* Task directions: Report the count of lines where the string "HOMEPAGE" appears, and nothing else.
******
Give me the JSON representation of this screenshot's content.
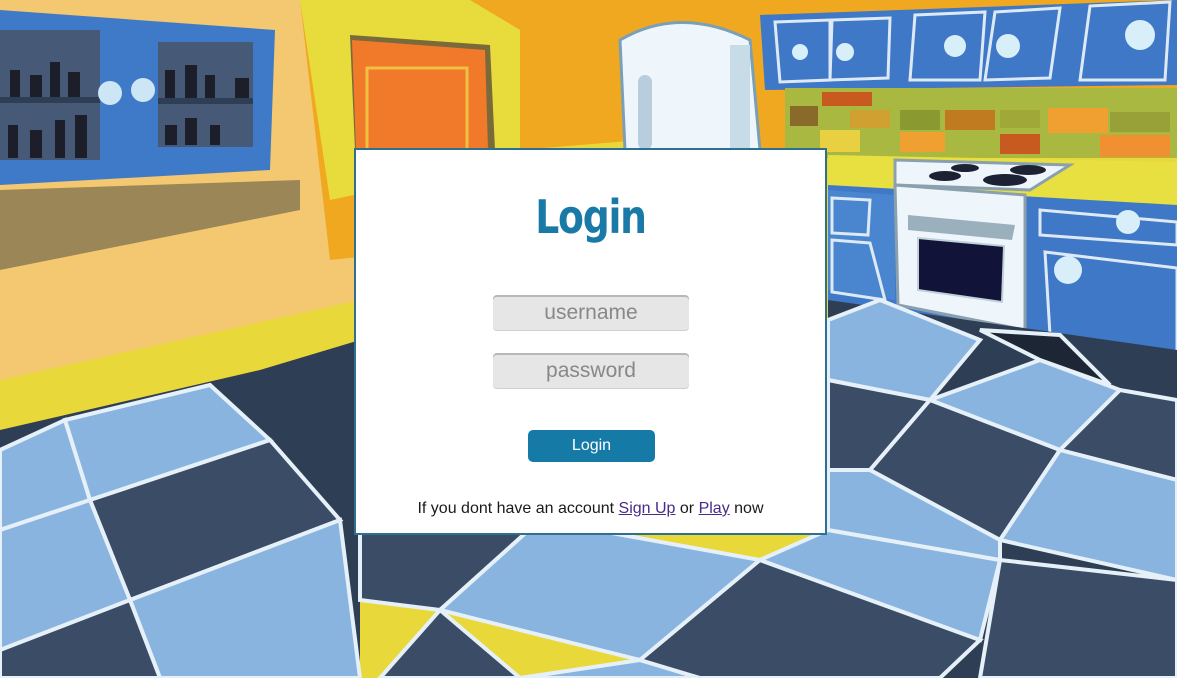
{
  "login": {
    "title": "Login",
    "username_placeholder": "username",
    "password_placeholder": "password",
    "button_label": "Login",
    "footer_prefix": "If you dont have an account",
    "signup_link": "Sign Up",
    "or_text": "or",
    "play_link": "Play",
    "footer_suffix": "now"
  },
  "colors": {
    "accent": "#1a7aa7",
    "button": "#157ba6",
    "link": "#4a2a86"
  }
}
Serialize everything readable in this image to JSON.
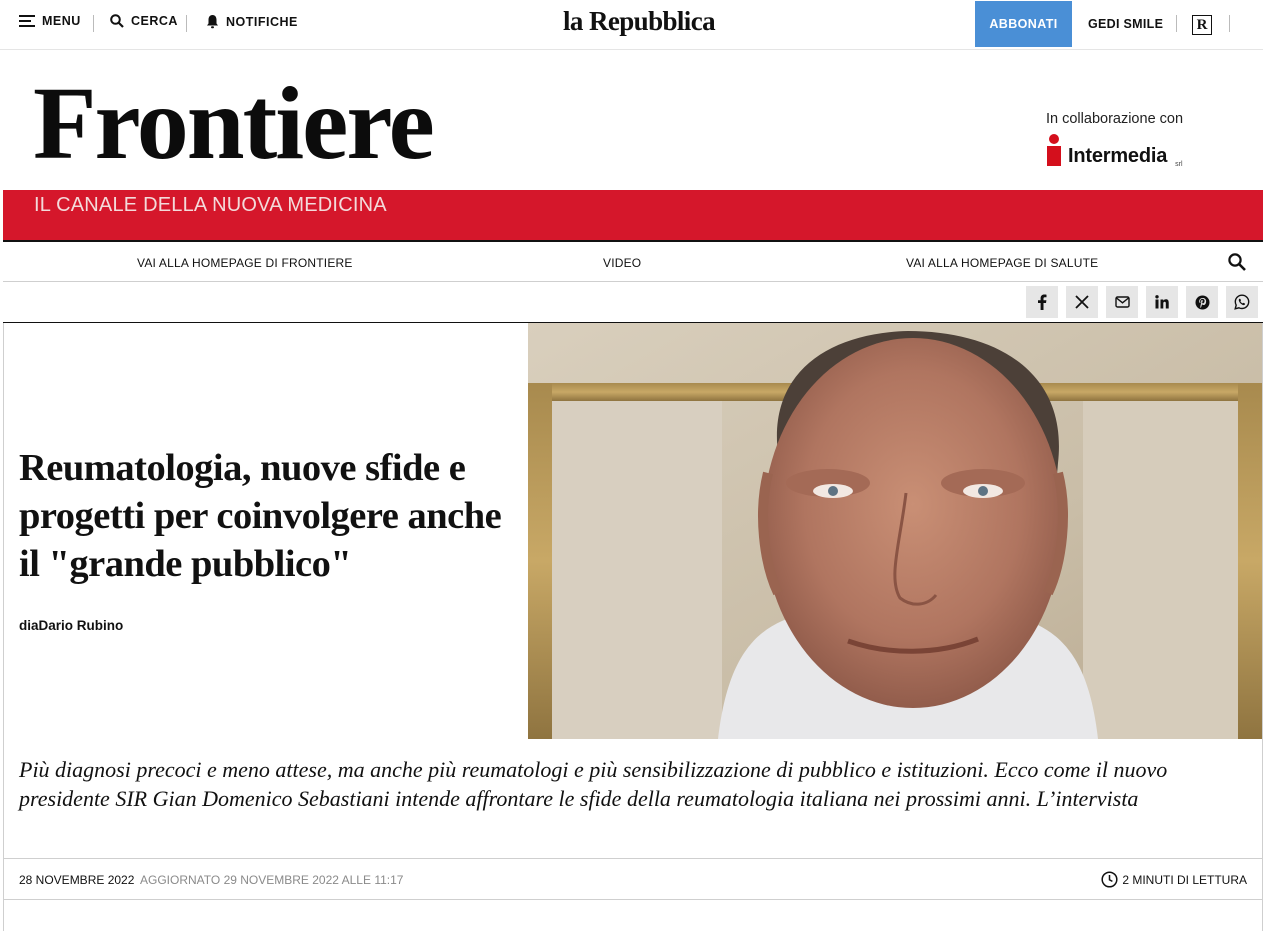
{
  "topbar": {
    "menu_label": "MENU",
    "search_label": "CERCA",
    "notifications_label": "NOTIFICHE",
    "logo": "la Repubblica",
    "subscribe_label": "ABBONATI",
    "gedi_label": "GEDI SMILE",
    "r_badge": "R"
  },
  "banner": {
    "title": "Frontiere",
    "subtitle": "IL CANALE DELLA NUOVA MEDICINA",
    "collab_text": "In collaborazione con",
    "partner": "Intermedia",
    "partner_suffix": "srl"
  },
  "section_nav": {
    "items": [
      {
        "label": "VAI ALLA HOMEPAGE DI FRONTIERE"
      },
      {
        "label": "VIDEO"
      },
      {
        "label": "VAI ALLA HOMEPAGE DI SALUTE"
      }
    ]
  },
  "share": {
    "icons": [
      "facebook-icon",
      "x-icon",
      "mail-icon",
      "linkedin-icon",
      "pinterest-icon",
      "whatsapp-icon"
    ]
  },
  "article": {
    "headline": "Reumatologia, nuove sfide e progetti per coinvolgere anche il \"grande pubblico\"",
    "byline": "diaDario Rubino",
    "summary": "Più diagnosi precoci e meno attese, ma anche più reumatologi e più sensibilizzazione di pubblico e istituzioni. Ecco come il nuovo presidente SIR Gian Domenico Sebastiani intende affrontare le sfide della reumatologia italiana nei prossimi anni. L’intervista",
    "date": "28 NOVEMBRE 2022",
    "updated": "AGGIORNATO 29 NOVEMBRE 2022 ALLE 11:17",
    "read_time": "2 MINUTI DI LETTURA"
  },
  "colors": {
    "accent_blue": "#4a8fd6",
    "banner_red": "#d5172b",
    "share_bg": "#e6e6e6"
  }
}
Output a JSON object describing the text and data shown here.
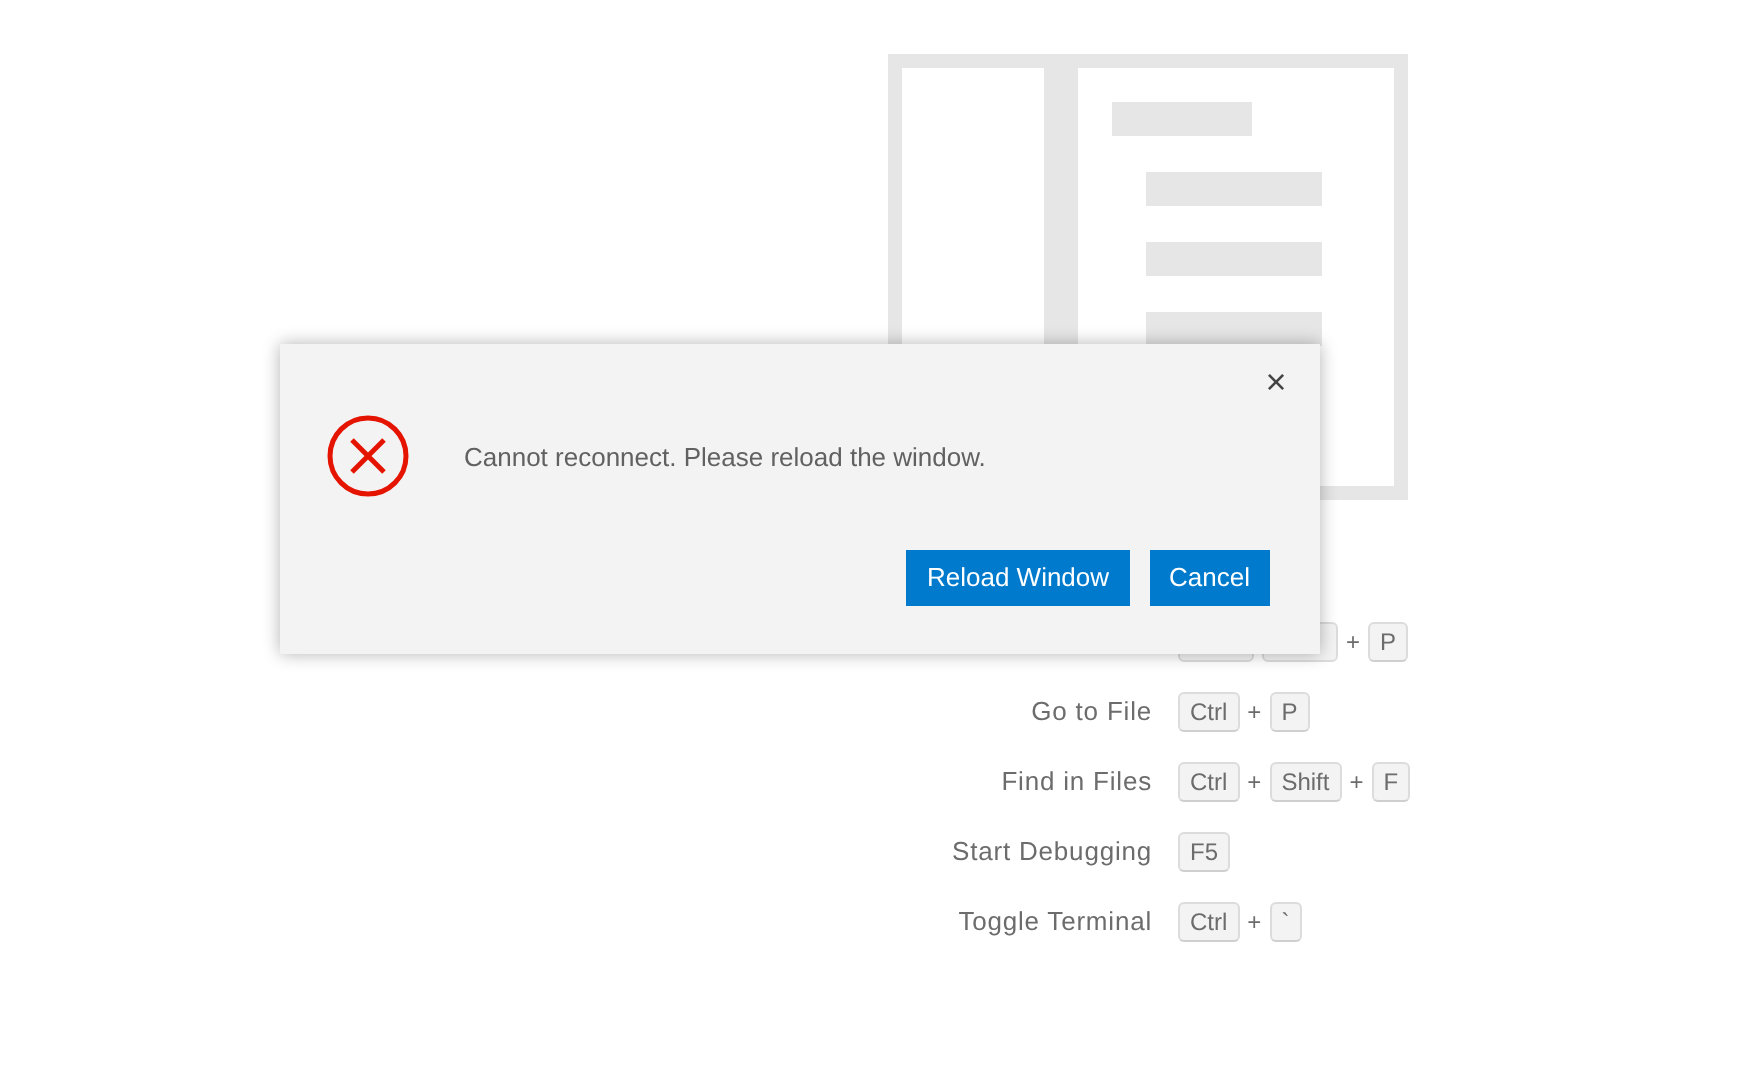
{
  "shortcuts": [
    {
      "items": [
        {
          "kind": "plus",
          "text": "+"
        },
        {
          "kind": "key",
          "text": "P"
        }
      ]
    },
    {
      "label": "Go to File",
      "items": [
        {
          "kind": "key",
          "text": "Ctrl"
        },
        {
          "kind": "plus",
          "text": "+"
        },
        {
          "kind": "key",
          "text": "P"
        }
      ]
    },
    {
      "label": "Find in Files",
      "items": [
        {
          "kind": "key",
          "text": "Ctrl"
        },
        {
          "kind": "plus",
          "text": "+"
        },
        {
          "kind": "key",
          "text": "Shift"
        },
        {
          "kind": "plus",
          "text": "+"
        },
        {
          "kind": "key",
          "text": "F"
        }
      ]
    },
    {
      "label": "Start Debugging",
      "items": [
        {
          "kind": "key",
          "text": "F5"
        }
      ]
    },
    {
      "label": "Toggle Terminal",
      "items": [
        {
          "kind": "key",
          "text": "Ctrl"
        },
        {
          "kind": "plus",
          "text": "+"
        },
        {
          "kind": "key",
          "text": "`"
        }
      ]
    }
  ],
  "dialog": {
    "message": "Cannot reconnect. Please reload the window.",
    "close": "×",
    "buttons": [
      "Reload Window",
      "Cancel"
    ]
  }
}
******
* Solution to the problem: 2